*Entries*.
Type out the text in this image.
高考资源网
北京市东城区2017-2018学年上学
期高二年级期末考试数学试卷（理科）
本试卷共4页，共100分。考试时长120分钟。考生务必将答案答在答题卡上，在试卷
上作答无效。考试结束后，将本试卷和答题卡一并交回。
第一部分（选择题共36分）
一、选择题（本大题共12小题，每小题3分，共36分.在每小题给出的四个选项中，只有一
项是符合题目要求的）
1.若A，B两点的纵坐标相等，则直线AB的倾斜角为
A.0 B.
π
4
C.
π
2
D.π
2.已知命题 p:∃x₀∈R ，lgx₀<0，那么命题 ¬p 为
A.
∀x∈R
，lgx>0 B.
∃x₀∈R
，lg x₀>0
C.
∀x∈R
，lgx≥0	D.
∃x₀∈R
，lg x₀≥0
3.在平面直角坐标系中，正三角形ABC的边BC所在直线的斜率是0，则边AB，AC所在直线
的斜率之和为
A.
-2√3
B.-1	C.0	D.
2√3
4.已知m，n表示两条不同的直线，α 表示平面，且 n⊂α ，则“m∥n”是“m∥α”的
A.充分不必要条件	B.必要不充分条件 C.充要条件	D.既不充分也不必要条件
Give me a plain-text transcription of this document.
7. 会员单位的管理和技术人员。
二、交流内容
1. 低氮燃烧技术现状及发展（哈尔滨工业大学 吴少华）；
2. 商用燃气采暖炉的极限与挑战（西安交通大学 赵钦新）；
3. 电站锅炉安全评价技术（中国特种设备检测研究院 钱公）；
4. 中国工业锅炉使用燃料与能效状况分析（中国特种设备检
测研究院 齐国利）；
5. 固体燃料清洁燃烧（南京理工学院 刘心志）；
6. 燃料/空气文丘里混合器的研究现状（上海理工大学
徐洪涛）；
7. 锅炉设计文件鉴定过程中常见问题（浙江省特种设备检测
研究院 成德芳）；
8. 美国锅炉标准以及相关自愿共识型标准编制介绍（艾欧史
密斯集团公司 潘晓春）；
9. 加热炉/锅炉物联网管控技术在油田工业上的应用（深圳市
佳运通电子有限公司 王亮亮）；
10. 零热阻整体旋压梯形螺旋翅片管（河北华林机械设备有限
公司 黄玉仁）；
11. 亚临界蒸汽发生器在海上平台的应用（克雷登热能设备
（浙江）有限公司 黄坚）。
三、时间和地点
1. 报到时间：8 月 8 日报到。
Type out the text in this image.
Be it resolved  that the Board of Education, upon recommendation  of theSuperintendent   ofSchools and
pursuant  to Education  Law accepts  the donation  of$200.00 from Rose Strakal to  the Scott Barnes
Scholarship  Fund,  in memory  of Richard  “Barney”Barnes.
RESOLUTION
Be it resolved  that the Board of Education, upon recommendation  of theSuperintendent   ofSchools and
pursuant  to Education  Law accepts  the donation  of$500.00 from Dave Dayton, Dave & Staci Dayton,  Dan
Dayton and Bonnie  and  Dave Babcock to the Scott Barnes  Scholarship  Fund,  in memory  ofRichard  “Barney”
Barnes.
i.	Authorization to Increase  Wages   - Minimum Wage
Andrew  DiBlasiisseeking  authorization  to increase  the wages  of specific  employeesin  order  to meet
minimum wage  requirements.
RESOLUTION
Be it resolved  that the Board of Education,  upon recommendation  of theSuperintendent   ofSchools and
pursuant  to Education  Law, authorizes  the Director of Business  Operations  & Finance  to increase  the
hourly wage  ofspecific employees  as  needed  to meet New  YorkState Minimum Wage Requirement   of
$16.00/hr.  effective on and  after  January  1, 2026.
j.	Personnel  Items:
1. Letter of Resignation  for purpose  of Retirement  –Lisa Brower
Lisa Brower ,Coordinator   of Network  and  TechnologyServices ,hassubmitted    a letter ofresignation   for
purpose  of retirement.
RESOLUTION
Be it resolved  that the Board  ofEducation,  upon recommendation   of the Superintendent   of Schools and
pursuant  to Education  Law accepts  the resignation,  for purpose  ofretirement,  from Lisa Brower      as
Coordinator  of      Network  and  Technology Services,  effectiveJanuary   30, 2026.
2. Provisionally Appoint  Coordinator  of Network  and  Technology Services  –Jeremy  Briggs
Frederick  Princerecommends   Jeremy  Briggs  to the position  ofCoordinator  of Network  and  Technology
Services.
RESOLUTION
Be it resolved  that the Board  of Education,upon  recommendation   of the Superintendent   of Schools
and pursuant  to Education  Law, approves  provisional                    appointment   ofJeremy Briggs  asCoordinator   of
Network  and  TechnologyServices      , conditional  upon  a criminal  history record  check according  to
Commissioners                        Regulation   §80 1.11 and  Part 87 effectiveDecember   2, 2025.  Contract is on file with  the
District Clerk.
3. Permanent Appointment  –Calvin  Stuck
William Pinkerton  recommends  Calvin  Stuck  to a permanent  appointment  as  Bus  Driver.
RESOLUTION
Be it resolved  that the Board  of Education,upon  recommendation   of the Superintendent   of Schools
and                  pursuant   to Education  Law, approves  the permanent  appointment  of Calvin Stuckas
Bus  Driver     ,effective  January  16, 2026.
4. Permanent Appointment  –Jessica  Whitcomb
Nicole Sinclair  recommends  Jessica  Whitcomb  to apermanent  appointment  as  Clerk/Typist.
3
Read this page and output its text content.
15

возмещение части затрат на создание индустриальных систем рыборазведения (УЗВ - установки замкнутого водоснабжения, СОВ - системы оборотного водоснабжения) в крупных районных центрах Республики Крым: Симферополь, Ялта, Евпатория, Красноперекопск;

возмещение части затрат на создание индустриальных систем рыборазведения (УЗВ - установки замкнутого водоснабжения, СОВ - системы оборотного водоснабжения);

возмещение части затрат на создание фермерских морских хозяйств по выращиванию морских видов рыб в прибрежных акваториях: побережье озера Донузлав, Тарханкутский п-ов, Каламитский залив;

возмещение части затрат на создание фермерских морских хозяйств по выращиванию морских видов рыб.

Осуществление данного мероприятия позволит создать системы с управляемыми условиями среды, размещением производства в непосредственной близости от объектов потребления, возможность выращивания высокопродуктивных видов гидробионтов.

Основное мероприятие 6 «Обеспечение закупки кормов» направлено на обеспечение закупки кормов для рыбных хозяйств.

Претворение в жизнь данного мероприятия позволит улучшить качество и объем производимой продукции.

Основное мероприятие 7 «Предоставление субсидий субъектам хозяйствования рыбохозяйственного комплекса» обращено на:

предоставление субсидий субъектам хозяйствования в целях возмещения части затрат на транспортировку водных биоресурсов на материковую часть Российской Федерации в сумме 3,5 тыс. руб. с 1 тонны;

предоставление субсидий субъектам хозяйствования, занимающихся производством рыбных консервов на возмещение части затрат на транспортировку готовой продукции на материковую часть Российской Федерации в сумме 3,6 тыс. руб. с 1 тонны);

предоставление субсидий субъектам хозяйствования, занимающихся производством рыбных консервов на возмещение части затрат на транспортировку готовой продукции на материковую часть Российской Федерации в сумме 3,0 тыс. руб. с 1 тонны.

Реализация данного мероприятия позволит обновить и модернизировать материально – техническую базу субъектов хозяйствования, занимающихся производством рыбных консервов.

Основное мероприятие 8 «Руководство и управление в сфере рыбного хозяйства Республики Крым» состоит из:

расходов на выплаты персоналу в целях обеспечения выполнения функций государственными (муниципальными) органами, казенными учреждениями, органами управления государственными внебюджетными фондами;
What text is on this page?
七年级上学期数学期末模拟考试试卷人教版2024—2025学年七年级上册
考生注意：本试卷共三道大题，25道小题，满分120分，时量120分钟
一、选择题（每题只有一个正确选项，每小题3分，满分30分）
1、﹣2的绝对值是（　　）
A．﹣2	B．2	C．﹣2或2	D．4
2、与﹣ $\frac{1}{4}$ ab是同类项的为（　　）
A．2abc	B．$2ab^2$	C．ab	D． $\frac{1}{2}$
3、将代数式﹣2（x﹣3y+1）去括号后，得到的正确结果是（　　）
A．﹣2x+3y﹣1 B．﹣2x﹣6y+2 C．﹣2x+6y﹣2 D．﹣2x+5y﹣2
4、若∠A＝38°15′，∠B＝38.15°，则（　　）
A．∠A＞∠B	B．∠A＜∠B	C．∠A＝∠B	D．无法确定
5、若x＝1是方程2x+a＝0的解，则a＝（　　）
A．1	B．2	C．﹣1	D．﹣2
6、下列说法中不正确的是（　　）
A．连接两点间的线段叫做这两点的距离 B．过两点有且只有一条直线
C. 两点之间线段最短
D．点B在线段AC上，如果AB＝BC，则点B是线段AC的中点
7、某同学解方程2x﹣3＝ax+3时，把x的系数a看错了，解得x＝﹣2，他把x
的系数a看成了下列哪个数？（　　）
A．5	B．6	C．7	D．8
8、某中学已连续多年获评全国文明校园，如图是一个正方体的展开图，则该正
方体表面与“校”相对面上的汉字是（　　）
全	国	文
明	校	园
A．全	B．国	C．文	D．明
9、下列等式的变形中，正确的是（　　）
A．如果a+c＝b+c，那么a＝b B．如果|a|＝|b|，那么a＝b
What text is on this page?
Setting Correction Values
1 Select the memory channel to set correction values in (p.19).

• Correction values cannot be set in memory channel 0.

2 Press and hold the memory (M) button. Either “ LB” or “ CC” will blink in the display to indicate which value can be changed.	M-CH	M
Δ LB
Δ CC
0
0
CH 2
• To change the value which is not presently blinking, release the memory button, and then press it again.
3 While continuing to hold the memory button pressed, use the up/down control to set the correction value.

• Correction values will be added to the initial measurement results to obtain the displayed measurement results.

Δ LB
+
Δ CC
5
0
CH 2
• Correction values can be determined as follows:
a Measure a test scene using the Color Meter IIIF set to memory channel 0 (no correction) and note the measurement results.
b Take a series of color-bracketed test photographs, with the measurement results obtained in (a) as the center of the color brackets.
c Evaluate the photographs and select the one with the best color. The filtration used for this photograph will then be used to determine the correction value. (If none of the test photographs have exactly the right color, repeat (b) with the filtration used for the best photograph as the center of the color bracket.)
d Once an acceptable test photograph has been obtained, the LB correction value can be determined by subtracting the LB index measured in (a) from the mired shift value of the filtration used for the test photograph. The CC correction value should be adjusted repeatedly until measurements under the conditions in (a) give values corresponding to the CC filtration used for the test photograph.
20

*Exercise requirements*.
The required answer is a single number: the count of lines in the entries that hold the string "данного".

*Written answer*.
3